● TEXT BLOCK:
::::::::::

Entry From
Flora of Tropical East Africa, page 1, (1975) Author: E. MILNE-REDHEAD
Names
DIOSCOREA bulbifera L. [family DIOSCOREACEAE], ,Sp. Pl.: 1033 (1753); Harms in P.O.A. C: 146 (1895); R. Knuth in E.P. IV. 43: 88, fig. 19/F–L (1924); F.W.T.A. 2: 382, fig. 315 (1936); Burkill in B.J.B.B. 15: 357 (1939); Burkill & Perrier in Fl. Madag.44: 24 (1950); Verdc. & Trump, Common Poisonous Pl. E. Afr.: 196, fig. 20/d (1969). Lectotype: plate facing p. 217 in Hermann, Paradisus Batavus (1698); no specimen in Hermann Herbarium
DIOSCOREA sativa Thunb. [family DIOSCOREACEAE], Fl. Jap.: 151 (1784); Bak. in F.T.A. 7: 415 (1898), non L. (1753)
DIOSCOREA bulbifera Prain var. sativa [family DIOSCOREACEAE], Bengal Pl.: 1066 (1903) & ed. 2: 801 (1963)

::::::::::

● Page segmentation material:

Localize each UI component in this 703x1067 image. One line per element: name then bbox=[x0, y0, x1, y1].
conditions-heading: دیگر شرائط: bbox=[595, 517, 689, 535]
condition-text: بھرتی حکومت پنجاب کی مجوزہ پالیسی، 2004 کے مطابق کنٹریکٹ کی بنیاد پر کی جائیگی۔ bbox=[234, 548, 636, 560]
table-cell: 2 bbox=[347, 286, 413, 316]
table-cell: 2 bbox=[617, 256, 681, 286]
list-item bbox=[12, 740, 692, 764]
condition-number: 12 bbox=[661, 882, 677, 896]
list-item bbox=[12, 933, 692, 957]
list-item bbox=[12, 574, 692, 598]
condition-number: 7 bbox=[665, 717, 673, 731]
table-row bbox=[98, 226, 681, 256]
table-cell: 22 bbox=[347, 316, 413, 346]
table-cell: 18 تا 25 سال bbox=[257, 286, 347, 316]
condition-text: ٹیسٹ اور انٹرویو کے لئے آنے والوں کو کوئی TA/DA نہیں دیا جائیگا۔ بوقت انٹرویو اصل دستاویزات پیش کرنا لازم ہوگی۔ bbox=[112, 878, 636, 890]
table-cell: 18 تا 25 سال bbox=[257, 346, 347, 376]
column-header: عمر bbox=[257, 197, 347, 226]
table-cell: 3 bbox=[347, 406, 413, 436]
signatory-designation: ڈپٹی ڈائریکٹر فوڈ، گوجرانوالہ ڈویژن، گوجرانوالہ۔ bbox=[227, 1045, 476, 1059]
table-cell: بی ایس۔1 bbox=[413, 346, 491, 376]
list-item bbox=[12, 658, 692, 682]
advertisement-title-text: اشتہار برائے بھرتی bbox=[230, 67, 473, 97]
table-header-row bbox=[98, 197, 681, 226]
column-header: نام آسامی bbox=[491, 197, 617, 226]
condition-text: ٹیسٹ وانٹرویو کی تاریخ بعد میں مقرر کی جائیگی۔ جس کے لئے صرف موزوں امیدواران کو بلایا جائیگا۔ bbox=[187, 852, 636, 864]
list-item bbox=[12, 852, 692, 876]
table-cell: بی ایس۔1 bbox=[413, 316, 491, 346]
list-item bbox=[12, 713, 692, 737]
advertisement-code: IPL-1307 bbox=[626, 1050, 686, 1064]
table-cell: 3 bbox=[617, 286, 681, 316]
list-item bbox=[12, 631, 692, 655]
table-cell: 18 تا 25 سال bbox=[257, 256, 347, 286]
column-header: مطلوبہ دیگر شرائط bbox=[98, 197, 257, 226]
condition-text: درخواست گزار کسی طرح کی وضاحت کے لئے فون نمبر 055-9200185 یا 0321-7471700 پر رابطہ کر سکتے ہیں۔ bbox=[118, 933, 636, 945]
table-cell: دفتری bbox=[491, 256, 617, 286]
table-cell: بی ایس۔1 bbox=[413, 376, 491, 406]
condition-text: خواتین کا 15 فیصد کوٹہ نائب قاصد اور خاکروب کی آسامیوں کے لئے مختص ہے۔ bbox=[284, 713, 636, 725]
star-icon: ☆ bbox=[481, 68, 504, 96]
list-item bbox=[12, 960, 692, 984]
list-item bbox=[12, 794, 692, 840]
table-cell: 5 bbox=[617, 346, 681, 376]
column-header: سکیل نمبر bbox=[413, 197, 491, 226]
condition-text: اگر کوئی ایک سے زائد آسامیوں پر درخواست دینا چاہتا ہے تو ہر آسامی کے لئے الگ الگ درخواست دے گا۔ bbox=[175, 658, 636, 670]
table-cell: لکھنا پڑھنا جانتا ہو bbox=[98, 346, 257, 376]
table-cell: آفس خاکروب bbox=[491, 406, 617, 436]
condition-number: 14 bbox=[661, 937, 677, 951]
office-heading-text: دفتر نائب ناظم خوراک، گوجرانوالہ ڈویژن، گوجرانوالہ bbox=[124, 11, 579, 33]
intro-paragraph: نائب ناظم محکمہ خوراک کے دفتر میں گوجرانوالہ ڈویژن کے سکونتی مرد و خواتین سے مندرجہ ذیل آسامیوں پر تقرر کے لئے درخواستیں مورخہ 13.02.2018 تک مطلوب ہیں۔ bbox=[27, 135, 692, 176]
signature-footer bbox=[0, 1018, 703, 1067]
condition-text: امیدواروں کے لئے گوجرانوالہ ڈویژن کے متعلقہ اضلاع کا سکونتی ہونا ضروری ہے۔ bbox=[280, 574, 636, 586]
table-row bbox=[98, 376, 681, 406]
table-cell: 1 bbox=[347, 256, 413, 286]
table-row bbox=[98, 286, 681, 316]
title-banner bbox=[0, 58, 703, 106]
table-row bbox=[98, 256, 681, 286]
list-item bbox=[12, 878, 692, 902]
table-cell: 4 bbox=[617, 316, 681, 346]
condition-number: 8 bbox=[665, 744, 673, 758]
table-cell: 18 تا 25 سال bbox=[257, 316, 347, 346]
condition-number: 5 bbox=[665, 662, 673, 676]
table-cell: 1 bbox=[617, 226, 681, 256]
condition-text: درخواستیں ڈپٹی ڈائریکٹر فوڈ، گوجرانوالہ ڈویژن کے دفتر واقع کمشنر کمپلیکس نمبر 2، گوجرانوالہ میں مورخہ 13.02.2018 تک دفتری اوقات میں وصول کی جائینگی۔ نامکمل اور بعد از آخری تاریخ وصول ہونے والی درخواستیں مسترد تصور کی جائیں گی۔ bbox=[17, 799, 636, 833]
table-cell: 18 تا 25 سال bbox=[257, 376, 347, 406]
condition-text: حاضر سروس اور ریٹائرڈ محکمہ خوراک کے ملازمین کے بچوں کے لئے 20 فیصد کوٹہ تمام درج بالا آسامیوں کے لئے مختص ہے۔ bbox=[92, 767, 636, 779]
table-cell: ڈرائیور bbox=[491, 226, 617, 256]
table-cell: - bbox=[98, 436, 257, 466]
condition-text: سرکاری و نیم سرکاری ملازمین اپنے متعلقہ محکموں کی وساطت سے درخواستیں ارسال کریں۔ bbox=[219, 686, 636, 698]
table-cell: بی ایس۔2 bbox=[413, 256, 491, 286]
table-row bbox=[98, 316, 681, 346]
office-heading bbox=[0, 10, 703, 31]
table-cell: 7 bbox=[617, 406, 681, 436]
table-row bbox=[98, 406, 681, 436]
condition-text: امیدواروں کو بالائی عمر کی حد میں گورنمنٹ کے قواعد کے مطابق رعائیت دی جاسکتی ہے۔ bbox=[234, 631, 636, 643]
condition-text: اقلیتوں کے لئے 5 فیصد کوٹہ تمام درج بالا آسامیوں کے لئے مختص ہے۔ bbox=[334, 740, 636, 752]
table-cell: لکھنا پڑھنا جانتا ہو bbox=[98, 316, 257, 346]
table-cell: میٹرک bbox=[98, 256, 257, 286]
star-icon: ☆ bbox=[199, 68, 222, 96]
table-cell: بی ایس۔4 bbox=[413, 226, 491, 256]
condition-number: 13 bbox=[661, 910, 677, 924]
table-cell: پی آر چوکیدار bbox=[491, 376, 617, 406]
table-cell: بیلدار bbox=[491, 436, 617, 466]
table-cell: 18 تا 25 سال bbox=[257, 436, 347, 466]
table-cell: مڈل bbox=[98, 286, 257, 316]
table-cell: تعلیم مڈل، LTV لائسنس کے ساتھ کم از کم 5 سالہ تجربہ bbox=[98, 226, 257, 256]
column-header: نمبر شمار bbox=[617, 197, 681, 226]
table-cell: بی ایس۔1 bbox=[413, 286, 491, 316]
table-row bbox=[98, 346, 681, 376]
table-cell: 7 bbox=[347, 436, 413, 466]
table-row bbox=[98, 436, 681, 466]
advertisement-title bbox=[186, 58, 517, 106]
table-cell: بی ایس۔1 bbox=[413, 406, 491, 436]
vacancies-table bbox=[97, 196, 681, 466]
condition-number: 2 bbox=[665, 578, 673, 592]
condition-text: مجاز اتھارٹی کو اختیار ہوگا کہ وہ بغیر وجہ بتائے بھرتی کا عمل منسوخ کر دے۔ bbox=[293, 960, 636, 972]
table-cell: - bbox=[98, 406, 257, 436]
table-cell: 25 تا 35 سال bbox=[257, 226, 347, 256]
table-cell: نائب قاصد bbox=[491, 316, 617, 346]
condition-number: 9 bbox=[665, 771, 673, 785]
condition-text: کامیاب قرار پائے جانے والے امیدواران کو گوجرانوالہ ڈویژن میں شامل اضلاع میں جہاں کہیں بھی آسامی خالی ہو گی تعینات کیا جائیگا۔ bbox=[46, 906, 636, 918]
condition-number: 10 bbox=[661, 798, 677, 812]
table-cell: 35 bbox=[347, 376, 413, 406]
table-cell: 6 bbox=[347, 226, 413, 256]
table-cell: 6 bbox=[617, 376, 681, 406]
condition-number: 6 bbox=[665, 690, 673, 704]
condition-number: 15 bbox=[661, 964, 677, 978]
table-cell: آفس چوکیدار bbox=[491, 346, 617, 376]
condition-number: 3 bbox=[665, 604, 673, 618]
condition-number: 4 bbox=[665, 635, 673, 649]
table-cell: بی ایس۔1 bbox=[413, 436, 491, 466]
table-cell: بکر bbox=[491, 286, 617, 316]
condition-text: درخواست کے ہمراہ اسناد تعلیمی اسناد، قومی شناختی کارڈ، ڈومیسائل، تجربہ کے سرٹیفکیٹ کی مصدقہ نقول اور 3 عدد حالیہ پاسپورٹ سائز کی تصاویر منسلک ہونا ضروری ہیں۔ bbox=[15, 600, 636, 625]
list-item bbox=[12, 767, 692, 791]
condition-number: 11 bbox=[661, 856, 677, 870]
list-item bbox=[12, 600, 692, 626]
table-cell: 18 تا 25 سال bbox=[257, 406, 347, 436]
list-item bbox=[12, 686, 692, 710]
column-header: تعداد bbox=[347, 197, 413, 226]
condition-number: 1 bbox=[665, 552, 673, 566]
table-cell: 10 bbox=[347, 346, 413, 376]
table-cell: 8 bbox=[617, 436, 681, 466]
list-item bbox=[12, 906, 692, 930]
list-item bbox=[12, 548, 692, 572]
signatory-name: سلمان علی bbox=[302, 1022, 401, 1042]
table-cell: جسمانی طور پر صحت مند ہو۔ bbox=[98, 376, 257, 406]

::::::::::

● WHAT THIS TASK INVOLVES: Continue the Dioscorea bulbifera synonymy entry from its last line.

● FINAL ANSWER:
Notes
D. bulbifera is the most widespread species of the genus, extending through tropical Africa and Asia to the remotest Pacific islands. It has been in cultivation in Asia and Africa for thousands of years and many ennobled races (cultivars) exist in Asia (see Prain & Burkill in Ann. Roy. Bot. Gard. Calc. 14: 111–132 (1936)). The best-known Asiatic race is known as var. sativa, whilst in Africa a different edible race with angular aerial tubers has been evolved, known as var. anthropophagorum. This has been introduced to tropical America.Unfortunately in the absence of knowledge of the aerial tubers, and of the presence or absence of terrestrial tubers, it is not possible to distinguish the cultivated variety from the typical wild variety (var. bulbifera) and many gatherings in herbaria cannot be satisfactorily determined. As a result the distributions given above are very incomplete. An added complication is that, in the sterile state, it is not possible to distinguish var. bulbifera from the closely allied D. asteriscus Burkill, which is apparently more frequent than D. bulbifera in eastern Africa.